Saved data entries:
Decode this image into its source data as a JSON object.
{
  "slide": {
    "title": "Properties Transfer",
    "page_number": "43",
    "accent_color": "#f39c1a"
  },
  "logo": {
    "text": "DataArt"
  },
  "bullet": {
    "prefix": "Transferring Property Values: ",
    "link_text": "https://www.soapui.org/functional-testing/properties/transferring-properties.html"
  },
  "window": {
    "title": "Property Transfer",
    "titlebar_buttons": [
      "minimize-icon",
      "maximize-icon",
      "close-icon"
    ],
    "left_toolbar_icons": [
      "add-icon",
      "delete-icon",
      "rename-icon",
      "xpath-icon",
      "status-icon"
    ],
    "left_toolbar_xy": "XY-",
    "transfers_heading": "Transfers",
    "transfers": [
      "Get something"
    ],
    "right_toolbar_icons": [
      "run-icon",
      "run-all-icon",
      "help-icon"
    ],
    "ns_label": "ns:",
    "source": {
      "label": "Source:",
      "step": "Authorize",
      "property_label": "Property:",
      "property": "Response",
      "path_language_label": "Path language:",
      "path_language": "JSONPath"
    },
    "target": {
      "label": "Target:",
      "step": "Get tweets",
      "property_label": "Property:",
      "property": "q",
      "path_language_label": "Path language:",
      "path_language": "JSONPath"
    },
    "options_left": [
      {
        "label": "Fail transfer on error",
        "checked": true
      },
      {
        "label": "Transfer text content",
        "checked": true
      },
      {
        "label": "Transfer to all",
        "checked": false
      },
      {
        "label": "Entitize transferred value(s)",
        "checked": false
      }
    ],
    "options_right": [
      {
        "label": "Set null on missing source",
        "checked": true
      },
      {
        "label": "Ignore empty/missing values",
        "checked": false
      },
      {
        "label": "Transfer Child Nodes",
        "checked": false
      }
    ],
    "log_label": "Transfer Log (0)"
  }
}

◆ PROMPT: Repeat back the data above, exact to the last character.

◆ SOLUTION TO THIS EXERCISE:
Decode this image into its source data as a JSON object.
{
  "slide": {
    "title": "Properties Transfer",
    "page_number": "43",
    "accent_color": "#f39c1a"
  },
  "logo": {
    "text": "DataArt"
  },
  "bullet": {
    "prefix": "Transferring Property Values: ",
    "link_text": "https://www.soapui.org/functional-testing/properties/transferring-properties.html"
  },
  "window": {
    "title": "Property Transfer",
    "titlebar_buttons": [
      "minimize-icon",
      "maximize-icon",
      "close-icon"
    ],
    "left_toolbar_icons": [
      "add-icon",
      "delete-icon",
      "rename-icon",
      "xpath-icon",
      "status-icon"
    ],
    "left_toolbar_xy": "XY-",
    "transfers_heading": "Transfers",
    "transfers": [
      "Get something"
    ],
    "right_toolbar_icons": [
      "run-icon",
      "run-all-icon",
      "help-icon"
    ],
    "ns_label": "ns:",
    "source": {
      "label": "Source:",
      "step": "Authorize",
      "property_label": "Property:",
      "property": "Response",
      "path_language_label": "Path language:",
      "path_language": "JSONPath"
    },
    "target": {
      "label": "Target:",
      "step": "Get tweets",
      "property_label": "Property:",
      "property": "q",
      "path_language_label": "Path language:",
      "path_language": "JSONPath"
    },
    "options_left": [
      {
        "label": "Fail transfer on error",
        "checked": true
      },
      {
        "label": "Transfer text content",
        "checked": true
      },
      {
        "label": "Transfer to all",
        "checked": false
      },
      {
        "label": "Entitize transferred value(s)",
        "checked": false
      }
    ],
    "options_right": [
      {
        "label": "Set null on missing source",
        "checked": true
      },
      {
        "label": "Ignore empty/missing values",
        "checked": false
      },
      {
        "label": "Transfer Child Nodes",
        "checked": false
      }
    ],
    "log_label": "Transfer Log (0)"
  }
}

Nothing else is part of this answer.